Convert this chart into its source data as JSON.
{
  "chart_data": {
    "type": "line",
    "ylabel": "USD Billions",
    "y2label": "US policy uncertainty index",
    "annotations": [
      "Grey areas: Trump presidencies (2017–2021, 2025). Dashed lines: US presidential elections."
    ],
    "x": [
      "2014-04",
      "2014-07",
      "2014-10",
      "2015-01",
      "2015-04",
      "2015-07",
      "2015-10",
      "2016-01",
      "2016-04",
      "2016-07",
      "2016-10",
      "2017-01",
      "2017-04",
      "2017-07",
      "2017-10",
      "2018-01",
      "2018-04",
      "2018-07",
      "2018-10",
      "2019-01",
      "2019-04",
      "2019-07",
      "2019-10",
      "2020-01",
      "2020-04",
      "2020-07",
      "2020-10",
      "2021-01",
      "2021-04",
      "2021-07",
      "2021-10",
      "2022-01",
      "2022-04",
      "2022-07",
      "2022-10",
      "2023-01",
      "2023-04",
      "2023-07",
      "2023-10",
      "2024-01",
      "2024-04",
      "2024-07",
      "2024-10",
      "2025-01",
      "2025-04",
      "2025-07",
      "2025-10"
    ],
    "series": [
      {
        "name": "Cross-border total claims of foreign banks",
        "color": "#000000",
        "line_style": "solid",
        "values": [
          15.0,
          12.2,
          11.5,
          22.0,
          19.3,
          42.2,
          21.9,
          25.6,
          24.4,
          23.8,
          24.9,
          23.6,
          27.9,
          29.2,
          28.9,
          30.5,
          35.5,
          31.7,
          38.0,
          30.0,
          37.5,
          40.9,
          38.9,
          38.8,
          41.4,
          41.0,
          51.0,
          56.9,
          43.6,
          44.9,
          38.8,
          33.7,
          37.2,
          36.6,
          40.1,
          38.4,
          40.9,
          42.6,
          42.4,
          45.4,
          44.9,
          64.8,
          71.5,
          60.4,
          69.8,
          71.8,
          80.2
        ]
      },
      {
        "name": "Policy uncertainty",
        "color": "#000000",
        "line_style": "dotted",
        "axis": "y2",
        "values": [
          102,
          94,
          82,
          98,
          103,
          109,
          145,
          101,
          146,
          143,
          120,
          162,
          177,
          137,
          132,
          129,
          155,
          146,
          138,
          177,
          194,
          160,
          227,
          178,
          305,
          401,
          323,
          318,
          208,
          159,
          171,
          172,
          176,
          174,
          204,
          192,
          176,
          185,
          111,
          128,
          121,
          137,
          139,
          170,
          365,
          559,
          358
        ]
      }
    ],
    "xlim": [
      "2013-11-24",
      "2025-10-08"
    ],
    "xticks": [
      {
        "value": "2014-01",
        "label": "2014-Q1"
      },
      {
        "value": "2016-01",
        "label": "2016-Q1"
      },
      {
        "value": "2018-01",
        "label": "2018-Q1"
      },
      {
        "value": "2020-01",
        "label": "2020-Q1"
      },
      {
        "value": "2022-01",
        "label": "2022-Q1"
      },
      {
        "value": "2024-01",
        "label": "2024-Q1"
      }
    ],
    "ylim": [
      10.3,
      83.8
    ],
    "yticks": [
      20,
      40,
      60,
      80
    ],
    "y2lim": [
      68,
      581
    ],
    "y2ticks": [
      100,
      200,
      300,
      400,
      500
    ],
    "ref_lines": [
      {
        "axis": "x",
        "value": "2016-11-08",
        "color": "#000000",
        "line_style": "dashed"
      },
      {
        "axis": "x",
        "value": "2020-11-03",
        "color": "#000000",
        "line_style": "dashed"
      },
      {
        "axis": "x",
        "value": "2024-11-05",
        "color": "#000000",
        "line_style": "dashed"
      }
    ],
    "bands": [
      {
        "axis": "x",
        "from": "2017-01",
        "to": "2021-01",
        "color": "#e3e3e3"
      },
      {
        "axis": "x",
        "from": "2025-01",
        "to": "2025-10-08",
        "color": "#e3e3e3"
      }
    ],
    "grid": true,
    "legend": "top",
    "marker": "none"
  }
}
※ ※ ※
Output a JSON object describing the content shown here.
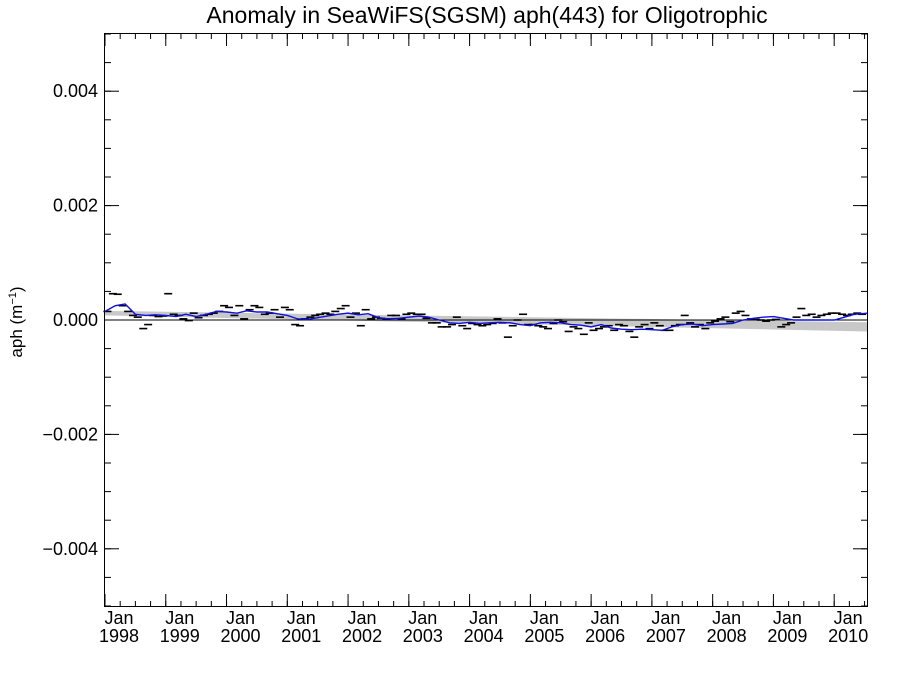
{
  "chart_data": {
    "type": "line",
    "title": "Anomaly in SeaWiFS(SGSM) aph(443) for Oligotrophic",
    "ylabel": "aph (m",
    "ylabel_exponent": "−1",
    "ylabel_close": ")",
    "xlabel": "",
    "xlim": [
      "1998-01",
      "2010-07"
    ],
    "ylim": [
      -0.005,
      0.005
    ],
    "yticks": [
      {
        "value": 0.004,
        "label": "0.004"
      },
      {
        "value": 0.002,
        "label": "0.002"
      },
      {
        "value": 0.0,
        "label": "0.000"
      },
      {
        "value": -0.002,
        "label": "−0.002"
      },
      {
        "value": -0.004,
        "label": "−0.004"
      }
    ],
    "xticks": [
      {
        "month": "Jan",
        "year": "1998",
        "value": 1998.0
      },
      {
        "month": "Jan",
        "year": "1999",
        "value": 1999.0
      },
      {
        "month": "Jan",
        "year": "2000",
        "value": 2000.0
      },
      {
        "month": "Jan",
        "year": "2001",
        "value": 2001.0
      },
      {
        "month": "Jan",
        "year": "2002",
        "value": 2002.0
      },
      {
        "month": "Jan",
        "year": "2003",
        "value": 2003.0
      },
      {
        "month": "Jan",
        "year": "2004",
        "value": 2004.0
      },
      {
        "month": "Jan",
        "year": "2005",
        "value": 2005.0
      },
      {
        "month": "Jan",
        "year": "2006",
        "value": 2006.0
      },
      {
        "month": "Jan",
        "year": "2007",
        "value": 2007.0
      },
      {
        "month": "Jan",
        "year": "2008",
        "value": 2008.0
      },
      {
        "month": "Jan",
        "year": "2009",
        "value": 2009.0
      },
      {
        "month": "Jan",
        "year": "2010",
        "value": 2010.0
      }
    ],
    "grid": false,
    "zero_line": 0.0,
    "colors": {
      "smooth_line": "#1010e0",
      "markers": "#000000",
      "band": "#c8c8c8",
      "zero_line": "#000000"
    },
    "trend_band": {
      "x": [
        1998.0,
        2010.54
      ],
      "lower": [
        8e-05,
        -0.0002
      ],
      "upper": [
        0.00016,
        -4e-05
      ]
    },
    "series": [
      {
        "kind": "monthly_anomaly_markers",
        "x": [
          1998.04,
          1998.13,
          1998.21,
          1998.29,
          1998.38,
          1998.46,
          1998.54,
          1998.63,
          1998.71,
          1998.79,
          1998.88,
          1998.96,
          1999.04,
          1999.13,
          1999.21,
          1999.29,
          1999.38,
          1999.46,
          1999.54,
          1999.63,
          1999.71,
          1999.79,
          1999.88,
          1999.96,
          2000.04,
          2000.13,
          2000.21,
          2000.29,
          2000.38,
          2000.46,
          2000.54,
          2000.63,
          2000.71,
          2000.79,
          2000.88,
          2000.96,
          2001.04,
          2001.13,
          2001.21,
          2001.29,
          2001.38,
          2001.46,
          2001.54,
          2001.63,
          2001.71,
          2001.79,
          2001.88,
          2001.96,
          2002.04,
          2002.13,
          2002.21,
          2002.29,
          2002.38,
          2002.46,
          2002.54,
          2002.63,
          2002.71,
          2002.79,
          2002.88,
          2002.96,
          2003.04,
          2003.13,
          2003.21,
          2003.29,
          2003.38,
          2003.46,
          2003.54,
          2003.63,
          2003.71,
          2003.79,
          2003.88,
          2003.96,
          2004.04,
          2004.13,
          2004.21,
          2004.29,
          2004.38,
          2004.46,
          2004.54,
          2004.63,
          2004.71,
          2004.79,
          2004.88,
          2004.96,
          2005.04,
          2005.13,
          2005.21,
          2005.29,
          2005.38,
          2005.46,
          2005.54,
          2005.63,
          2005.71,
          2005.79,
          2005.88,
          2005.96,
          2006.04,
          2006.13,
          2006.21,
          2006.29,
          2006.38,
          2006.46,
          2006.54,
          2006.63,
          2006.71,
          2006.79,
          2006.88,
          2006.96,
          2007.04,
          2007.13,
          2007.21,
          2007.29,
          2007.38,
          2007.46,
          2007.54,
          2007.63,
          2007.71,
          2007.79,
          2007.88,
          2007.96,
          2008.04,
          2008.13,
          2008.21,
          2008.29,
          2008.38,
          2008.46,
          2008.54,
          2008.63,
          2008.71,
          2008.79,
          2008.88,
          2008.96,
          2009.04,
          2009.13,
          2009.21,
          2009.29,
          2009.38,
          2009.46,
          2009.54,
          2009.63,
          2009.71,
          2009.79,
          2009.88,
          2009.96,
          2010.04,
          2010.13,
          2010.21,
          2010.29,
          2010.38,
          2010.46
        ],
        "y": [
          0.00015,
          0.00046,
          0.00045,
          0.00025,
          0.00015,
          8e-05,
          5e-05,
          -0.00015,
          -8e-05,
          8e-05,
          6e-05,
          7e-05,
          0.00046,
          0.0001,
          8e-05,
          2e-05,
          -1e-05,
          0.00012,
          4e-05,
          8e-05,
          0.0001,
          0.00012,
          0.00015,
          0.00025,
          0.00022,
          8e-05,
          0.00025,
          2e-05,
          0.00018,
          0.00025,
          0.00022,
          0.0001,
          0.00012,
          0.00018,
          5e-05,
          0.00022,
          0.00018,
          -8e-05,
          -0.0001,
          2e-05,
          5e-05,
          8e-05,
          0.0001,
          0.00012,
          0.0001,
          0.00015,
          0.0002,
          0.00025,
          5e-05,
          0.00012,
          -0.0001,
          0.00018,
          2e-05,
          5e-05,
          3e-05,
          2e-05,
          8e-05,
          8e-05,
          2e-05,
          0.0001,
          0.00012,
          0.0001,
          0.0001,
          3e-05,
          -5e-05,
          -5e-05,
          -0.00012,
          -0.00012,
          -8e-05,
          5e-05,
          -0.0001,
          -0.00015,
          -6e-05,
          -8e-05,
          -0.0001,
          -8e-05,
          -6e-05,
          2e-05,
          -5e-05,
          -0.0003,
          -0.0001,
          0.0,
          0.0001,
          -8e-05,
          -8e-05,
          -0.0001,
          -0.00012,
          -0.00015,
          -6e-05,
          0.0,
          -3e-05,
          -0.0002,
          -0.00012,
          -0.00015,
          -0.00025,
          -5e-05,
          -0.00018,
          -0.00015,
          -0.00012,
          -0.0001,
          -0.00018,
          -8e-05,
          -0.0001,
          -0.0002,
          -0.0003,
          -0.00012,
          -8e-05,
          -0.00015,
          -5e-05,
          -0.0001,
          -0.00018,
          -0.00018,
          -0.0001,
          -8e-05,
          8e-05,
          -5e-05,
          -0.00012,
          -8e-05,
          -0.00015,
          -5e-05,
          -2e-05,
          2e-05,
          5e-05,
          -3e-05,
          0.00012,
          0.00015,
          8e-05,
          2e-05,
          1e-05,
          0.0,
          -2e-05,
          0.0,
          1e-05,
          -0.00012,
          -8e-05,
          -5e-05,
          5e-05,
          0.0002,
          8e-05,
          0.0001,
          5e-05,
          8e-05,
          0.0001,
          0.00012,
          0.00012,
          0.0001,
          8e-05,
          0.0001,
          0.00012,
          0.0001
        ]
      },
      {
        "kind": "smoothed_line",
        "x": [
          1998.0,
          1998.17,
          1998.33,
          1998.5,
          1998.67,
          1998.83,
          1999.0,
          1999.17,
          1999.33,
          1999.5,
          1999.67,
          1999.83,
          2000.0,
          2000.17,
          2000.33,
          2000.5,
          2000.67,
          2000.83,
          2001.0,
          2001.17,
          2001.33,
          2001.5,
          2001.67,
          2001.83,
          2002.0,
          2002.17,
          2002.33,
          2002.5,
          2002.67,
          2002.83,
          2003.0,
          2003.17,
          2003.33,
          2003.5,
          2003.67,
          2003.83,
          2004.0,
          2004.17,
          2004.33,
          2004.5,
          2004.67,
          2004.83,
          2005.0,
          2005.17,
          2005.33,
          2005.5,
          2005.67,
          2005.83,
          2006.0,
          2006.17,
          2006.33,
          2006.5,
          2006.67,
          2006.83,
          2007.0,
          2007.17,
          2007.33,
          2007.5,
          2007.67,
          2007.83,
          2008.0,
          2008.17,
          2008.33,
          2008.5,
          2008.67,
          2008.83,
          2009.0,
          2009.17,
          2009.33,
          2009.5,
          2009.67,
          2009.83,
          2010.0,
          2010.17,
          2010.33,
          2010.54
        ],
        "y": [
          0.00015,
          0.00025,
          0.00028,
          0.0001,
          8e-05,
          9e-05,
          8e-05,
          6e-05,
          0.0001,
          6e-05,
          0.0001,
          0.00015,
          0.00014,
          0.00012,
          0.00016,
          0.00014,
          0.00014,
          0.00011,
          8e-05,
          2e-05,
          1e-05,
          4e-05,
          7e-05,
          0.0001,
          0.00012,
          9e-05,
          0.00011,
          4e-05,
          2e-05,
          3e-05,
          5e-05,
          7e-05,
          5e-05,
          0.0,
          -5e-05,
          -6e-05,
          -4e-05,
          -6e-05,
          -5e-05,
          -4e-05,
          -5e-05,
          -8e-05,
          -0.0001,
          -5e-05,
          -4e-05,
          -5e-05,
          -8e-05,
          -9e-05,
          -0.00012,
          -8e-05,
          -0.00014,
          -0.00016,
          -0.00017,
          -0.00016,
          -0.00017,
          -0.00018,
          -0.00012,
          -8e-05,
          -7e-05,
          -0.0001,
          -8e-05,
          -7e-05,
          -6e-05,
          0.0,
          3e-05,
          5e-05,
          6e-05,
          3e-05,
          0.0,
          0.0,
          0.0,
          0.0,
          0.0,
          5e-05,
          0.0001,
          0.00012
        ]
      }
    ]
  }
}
※ ※ ※
- **DIRECTIVE**: Scan the material above. Extract every line in which the word "name" occurs.

- **THE REPLY**:
        "name": "Cross-border total claims of foreign banks",
        "name": "Policy uncertainty",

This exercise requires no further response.